Geben Sie den Absatz des Artikels über die Füchse Berlin, der mit „Bisher waren die Heimspiele“ beginnt, als kurze Stichpunktliste wieder. Die wesentlichen Fakten müssen erhalten bleiben.

● **Textauszug**:
------------------------------------------------------------------------

Handball Bundesliga
Berlin will sich für Zuschauerboom wappnen

Spitzenreiter Füchse Berlin denkt über den Bau einer weiteren Zusatztribüne für das nächste Heimspiel gegen die Rhein-Neckar Löwen in der Max-Schmeling-Halle nach.

Spitzenreiter Füchse Berlin will vor dem nächsten Heimspiel in der Handball-Bundesliga gegen die Rhein Löwen-Neckar auf den großen Zuschauerandrang reagieren. "Nachdem gegen den TV Großwallstadt die Max-Schmeling-Halle wieder ausverkauft war, müssen wir ernsthaft darüber nachdenken, ob wir gegen die Löwen nicht doch noch eine Zusatztribüne aufbauen", sagte Berlins Geschäftsführer Bob Hanning. In der Max-Schmeling-Halle finden derzeit insgesamt 9 000 Zuschauer Platz.

Bisher waren die Heimspiele der Berliner, die nach sieben Spielen mit sieben Siegen als einziges Team noch ohne Punktverlust sind, gegen Kiel und Großwallstadt ausverkauft, auch für die Begegnung gegen die Löwen am 24. Oktober gibt es nur noch Restkarten. Ein Umzug in die knapp 15 000 Zuschauer fassende Arena am Ostbahnhof, Heimspielstätte von Alba (Basketball) und den Eisbären Berlin (Eishockey), sei laut Hanning jedoch nicht geplant.

------------------------------------------------------------------------

● **Gegebene Informationen**:
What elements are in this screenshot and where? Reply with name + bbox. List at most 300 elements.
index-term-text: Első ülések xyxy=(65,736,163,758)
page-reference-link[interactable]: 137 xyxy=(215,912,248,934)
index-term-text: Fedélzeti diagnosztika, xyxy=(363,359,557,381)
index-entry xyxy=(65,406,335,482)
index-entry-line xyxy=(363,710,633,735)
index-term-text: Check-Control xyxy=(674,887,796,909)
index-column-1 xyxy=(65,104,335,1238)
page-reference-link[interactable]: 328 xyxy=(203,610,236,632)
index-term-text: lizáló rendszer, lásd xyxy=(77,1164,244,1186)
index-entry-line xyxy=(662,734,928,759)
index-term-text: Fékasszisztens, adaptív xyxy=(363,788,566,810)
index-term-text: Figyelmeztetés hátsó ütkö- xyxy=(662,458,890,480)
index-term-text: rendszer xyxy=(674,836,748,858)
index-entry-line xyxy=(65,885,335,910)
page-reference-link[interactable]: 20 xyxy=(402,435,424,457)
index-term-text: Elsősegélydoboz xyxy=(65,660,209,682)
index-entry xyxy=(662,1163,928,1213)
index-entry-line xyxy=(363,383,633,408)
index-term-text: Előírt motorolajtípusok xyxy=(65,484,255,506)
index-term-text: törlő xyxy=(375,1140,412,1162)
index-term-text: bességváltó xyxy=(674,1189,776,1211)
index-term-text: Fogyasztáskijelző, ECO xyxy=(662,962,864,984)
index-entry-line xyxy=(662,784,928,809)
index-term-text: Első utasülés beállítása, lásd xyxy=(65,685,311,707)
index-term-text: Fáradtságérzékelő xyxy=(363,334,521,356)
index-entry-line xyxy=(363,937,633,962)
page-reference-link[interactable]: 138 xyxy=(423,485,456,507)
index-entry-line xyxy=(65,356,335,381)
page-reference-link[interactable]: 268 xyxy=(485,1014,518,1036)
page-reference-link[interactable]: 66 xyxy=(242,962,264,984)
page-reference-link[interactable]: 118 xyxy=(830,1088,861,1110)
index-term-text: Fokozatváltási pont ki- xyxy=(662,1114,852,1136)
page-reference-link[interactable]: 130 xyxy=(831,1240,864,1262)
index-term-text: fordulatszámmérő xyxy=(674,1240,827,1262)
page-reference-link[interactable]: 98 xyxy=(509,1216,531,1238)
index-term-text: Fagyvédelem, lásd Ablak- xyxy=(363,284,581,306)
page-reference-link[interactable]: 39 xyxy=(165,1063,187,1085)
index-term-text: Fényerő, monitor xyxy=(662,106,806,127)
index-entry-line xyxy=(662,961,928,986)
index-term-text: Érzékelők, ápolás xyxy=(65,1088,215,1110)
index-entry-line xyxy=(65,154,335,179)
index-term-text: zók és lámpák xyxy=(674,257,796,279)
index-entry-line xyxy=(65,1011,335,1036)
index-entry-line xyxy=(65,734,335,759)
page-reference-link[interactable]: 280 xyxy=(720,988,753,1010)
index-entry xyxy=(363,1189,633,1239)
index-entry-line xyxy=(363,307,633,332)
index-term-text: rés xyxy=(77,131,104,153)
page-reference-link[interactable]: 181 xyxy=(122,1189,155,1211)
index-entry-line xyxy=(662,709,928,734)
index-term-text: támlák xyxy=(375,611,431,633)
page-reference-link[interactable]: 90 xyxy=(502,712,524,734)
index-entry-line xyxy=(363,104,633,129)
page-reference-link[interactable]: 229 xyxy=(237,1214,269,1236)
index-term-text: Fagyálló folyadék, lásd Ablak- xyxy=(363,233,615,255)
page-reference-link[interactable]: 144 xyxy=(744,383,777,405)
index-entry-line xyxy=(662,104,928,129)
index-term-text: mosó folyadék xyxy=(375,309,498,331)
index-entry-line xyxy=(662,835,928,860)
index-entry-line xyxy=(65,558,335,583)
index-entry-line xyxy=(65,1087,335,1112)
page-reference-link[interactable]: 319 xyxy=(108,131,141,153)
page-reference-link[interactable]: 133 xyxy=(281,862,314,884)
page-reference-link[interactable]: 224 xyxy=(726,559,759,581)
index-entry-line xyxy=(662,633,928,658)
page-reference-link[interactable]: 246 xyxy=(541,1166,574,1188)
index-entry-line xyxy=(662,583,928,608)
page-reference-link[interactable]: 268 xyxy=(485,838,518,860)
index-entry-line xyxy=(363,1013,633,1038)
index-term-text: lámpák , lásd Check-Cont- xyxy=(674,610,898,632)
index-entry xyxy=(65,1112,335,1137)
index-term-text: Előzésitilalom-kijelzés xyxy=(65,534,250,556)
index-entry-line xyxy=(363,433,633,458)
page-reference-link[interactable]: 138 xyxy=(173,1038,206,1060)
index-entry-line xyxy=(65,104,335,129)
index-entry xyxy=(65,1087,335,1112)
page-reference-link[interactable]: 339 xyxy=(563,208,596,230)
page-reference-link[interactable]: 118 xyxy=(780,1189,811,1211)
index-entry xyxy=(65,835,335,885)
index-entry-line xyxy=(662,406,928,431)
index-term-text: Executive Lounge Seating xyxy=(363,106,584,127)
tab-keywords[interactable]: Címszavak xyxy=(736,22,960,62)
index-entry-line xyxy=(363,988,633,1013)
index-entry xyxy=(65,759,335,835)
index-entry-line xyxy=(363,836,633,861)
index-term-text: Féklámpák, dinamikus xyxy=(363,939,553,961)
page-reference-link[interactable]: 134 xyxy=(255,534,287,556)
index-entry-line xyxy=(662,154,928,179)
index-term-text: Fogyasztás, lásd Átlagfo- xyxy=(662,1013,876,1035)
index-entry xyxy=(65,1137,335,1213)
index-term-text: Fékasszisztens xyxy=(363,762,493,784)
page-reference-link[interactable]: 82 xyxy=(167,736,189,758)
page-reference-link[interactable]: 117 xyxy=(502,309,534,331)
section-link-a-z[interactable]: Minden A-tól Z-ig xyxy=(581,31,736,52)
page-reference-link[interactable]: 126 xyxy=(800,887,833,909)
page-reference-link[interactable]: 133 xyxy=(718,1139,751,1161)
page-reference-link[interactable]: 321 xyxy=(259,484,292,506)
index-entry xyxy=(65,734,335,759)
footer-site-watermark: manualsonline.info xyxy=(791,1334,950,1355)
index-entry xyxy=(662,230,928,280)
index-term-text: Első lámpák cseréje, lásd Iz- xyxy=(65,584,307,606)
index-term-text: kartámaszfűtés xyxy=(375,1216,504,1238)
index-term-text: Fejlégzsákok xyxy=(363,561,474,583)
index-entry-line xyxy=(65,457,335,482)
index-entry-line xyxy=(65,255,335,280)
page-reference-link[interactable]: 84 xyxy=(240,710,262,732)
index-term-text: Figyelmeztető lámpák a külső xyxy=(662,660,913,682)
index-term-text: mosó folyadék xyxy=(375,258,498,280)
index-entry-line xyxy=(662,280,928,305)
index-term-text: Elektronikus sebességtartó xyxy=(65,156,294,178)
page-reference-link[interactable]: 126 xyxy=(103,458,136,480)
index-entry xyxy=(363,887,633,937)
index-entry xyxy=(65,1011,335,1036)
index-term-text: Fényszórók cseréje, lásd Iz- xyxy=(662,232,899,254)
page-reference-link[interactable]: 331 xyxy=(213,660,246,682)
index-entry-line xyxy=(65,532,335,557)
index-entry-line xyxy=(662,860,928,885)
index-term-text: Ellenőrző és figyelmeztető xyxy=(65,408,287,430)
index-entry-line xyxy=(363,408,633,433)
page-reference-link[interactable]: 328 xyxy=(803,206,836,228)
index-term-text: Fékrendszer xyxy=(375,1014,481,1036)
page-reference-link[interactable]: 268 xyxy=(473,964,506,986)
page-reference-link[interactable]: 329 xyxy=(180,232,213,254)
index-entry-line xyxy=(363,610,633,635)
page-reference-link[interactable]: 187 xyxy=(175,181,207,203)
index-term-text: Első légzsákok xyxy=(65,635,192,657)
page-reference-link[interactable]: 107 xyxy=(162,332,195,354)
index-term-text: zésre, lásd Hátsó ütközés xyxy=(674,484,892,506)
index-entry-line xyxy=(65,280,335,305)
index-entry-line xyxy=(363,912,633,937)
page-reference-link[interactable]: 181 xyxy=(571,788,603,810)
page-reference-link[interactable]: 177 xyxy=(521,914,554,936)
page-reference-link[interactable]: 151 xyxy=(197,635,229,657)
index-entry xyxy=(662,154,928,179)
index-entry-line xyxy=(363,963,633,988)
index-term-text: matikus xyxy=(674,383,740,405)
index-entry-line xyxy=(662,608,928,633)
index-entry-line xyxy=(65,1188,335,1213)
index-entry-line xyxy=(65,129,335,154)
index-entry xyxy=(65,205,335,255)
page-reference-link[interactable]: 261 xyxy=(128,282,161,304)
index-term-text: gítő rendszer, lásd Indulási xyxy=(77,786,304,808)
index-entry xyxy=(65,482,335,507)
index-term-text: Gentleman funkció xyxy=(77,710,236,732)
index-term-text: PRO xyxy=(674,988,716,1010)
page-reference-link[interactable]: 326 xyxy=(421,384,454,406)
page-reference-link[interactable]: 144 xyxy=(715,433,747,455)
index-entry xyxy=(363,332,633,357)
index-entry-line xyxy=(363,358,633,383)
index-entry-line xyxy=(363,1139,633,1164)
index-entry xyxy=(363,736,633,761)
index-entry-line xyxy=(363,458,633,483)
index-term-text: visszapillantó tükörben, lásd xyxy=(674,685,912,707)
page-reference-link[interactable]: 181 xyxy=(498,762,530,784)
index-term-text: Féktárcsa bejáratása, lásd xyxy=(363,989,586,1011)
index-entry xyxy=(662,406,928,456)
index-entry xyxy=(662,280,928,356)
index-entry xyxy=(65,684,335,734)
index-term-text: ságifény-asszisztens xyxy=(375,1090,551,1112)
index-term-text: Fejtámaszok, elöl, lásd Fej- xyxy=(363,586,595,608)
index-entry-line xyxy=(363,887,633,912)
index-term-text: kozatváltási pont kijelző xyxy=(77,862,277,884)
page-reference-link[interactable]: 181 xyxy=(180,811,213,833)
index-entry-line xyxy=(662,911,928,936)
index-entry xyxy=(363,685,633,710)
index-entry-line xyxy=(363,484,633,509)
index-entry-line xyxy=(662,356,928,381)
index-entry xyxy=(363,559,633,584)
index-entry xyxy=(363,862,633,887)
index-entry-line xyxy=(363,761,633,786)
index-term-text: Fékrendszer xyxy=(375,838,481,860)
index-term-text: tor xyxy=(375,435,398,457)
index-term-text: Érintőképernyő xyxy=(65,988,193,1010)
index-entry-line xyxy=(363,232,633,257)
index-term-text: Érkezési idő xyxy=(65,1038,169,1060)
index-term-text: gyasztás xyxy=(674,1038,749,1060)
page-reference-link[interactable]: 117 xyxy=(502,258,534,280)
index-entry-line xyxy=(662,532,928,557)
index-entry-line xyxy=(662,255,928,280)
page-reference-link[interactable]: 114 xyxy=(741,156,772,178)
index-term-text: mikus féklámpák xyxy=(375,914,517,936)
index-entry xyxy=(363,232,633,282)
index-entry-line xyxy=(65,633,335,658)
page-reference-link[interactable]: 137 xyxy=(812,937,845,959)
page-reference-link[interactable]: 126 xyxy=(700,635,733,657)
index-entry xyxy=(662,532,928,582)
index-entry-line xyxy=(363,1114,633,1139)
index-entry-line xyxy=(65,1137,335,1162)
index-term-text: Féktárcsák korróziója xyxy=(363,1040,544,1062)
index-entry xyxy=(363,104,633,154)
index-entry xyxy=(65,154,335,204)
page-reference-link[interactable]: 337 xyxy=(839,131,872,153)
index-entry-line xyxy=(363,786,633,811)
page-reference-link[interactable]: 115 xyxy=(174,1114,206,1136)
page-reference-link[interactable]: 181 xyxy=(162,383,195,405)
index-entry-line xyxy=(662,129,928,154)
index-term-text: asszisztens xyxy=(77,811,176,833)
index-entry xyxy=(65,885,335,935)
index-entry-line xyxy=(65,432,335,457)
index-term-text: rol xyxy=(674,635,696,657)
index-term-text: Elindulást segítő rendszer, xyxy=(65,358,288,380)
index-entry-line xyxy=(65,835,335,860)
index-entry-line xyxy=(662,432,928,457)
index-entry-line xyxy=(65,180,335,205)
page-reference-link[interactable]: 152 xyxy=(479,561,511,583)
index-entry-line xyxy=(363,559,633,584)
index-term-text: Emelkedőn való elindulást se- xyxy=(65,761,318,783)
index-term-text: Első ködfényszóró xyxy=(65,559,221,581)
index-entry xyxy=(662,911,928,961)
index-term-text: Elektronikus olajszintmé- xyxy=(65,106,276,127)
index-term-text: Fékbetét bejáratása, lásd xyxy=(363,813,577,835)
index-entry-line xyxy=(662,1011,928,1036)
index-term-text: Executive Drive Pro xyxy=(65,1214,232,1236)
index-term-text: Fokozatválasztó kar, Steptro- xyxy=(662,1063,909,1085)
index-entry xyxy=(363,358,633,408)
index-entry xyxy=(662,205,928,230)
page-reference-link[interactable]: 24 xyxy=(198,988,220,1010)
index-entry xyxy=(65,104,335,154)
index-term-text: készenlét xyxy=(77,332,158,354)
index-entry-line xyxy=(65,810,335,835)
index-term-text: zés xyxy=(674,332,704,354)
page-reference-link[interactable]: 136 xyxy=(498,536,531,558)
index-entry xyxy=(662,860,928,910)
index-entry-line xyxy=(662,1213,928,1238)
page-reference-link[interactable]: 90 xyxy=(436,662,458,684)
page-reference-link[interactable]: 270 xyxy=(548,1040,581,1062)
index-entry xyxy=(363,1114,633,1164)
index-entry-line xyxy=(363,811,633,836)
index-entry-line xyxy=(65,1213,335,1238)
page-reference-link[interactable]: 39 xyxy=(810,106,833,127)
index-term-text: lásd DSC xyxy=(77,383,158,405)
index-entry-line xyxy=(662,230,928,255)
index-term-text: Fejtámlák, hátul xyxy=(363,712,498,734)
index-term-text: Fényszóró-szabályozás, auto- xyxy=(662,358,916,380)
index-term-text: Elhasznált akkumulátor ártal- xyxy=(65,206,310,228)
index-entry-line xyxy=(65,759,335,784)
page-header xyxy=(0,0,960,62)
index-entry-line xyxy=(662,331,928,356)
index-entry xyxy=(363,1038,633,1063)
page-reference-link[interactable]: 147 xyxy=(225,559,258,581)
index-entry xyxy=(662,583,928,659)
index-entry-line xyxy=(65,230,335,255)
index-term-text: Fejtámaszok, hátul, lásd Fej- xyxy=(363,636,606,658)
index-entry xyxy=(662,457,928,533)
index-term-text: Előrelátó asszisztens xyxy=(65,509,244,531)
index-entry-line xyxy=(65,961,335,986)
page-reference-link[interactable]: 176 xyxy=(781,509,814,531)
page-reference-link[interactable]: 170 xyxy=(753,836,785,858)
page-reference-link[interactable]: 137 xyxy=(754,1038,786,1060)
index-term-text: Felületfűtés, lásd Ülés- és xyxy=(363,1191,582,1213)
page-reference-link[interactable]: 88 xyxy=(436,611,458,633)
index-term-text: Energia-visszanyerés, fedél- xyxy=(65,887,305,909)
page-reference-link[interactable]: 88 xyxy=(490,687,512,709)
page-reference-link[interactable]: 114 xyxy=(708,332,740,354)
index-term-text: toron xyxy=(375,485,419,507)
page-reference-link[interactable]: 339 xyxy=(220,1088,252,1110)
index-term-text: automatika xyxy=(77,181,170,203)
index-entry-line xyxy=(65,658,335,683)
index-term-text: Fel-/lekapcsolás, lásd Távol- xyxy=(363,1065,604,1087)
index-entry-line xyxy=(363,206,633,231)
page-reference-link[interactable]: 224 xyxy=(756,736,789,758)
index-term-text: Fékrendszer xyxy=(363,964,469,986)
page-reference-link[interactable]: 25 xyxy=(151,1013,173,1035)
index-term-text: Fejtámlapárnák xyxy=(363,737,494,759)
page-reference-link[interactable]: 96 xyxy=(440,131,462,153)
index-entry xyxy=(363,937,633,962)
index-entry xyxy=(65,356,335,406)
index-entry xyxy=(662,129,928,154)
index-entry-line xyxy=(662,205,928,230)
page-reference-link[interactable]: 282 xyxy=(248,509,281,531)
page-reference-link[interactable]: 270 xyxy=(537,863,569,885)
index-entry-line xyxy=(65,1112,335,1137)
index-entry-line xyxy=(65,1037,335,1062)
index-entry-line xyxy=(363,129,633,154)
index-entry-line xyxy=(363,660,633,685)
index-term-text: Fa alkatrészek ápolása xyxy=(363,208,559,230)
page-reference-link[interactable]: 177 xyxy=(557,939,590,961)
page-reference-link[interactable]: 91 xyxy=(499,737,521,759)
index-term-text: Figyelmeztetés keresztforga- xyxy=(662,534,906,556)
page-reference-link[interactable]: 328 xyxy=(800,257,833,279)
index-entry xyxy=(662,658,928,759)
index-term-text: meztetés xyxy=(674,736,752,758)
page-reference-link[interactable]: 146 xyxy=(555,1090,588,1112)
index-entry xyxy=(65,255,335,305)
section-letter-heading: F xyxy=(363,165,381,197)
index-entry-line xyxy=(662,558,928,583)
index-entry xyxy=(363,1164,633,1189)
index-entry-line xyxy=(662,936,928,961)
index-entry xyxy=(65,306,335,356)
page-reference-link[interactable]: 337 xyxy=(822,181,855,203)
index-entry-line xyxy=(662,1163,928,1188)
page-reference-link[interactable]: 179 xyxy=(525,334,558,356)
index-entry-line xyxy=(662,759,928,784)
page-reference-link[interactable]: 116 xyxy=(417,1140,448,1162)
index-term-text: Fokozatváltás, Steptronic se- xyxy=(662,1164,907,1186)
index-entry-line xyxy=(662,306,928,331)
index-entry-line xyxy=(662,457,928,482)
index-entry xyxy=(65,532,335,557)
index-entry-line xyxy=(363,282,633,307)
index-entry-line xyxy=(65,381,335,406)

------------------------------------------------------------------------

● **Antwort**:
- Die Berliner sind nach sieben Spielen mit sieben Siegen als einziges Team noch ohne Punktverlust.
- Die Heimspiele gegen Kiel und Großwallstadt waren ausverkauft.
- Für das Spiel gegen die Löwen am 24. Oktober gibt es nur noch Restkarten.
- Laut Hanning ist kein Umzug in die Arena am Ostbahnhof geplant. Sie fasst knapp 15 000 Zuschauer und ist die Heimspielstätte von Alba (Basketball) und den Eisbären Berlin (Eishockey).